▸ ITEMS
----------------------------------------

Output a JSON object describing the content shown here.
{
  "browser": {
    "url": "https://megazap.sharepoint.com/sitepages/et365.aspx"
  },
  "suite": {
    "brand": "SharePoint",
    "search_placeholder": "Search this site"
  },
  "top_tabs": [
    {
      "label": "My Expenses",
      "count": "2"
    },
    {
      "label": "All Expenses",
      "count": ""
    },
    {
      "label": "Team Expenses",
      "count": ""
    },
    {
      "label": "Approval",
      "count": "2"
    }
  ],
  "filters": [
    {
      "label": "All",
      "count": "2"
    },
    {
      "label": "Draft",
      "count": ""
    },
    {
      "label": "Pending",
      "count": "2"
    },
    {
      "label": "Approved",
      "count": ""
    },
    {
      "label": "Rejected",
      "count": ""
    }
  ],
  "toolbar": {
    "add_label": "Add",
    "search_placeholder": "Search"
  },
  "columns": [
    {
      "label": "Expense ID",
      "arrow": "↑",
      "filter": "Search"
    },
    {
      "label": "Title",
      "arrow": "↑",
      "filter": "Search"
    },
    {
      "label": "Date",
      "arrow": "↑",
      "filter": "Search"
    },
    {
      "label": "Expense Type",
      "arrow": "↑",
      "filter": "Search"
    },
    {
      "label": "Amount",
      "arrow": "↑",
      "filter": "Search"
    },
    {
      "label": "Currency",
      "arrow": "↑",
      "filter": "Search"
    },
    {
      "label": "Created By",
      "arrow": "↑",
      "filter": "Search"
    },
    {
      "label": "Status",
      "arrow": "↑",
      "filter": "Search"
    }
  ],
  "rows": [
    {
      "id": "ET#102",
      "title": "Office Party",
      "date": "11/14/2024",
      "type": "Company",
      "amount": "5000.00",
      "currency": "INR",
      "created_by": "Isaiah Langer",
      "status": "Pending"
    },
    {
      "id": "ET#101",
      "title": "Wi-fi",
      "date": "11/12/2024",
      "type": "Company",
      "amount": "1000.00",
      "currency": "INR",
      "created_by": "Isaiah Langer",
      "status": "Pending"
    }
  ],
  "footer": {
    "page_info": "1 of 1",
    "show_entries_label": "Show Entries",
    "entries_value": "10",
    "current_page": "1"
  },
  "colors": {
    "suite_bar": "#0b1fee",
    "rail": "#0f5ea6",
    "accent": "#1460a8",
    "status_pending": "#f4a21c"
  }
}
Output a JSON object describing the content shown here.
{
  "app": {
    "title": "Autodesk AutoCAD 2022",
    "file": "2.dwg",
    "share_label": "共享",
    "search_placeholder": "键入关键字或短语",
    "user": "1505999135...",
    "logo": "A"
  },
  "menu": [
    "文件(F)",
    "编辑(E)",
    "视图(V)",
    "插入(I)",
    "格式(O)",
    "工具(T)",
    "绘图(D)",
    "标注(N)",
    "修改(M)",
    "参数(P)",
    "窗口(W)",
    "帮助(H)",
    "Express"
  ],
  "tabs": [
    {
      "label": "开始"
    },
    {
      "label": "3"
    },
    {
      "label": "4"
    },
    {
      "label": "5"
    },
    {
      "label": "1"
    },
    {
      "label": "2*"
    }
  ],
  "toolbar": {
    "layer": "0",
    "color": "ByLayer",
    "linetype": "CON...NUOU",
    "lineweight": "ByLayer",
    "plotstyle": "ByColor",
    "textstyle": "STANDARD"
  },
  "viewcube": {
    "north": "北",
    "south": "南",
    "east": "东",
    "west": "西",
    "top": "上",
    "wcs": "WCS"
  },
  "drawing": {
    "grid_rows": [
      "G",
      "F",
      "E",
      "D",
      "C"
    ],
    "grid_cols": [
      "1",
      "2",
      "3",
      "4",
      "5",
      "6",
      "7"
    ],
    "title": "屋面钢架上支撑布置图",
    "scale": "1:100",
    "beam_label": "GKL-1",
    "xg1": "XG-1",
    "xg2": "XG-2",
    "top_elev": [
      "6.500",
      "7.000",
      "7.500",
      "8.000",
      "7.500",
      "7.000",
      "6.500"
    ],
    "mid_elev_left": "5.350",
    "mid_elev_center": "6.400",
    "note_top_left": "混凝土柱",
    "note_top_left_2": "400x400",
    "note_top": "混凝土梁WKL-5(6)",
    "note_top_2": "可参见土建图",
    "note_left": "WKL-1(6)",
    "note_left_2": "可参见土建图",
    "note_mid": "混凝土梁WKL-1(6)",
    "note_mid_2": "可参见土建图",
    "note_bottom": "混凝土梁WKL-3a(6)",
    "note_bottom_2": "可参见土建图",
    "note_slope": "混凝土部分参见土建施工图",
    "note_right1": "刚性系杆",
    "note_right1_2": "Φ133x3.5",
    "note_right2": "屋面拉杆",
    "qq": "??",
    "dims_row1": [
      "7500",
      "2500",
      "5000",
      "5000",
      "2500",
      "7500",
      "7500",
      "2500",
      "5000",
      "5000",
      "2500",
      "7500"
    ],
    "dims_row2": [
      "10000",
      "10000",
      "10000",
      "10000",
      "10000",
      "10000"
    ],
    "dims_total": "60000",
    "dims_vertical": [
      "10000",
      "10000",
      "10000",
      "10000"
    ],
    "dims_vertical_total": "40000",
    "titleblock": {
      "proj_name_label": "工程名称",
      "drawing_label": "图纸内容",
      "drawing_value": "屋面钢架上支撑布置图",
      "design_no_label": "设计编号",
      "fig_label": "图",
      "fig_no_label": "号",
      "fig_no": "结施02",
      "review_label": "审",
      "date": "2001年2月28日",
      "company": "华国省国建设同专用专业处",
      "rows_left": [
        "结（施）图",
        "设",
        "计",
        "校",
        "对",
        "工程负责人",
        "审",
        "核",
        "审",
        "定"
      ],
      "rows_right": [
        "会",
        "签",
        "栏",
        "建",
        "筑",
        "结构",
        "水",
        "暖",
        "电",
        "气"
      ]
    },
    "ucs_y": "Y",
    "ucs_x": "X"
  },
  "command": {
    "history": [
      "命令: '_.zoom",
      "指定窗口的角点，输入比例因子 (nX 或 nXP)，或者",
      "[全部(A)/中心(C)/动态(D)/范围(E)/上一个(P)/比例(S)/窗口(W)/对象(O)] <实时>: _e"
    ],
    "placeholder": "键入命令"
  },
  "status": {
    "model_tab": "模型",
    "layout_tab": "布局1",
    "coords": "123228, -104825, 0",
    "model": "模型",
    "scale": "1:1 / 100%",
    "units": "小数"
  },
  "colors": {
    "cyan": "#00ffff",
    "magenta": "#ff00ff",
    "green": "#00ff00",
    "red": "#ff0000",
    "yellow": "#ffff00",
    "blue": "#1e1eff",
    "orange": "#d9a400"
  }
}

----------------------------------------

▸ TASK PROMPT
Wherever the string "Expenses" appears in the entries above, list that line.

▸ RESULT
      "label": "My Expenses",
      "label": "All Expenses",
      "label": "Team Expenses",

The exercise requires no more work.